+++ Excerpted data +++

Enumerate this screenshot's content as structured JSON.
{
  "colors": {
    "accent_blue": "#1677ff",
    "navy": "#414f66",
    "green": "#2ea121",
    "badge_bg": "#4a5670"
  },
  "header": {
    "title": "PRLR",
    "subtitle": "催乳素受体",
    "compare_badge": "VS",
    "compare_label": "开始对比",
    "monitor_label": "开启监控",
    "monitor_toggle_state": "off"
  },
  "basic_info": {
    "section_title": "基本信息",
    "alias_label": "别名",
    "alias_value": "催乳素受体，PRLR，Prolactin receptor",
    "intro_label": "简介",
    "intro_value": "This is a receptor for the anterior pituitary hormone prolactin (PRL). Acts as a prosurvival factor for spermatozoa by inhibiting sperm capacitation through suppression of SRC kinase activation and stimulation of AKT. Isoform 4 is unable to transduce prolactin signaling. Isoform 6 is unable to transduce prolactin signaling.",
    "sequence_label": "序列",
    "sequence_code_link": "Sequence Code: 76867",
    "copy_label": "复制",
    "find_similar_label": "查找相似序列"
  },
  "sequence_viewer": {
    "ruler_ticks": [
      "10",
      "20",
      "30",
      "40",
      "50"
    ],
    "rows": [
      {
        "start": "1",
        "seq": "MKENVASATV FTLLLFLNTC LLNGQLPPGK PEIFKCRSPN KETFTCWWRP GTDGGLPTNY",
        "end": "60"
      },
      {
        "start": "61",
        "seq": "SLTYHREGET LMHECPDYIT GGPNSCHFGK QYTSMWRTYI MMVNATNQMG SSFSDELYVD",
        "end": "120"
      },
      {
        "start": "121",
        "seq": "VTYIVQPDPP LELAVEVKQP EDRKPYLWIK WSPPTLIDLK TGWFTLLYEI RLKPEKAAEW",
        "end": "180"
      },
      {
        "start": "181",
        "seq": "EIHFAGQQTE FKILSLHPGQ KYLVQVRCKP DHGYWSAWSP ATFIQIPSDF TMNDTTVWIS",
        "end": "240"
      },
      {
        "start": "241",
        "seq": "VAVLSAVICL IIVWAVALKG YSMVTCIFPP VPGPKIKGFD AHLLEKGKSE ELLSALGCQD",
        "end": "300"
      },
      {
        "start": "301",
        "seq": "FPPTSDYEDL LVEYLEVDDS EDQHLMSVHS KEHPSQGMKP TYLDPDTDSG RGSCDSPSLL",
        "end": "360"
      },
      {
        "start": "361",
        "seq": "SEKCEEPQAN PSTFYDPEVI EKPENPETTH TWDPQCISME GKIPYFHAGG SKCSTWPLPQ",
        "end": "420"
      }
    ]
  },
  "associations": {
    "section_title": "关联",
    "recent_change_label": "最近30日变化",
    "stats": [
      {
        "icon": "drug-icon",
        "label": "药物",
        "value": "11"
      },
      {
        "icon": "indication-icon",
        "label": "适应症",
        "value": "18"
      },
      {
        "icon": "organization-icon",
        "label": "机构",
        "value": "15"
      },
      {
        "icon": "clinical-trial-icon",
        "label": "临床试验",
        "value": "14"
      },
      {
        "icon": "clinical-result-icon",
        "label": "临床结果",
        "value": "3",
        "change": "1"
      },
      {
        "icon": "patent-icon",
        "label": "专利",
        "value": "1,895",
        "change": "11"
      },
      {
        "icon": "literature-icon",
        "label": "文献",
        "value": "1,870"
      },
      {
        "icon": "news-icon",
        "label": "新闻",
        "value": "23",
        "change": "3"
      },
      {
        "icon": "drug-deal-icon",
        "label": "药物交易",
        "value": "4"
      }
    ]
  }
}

+++

• What is required
Give the count of lines in the data shown above that contain "clinical", and nothing else.

• The output
2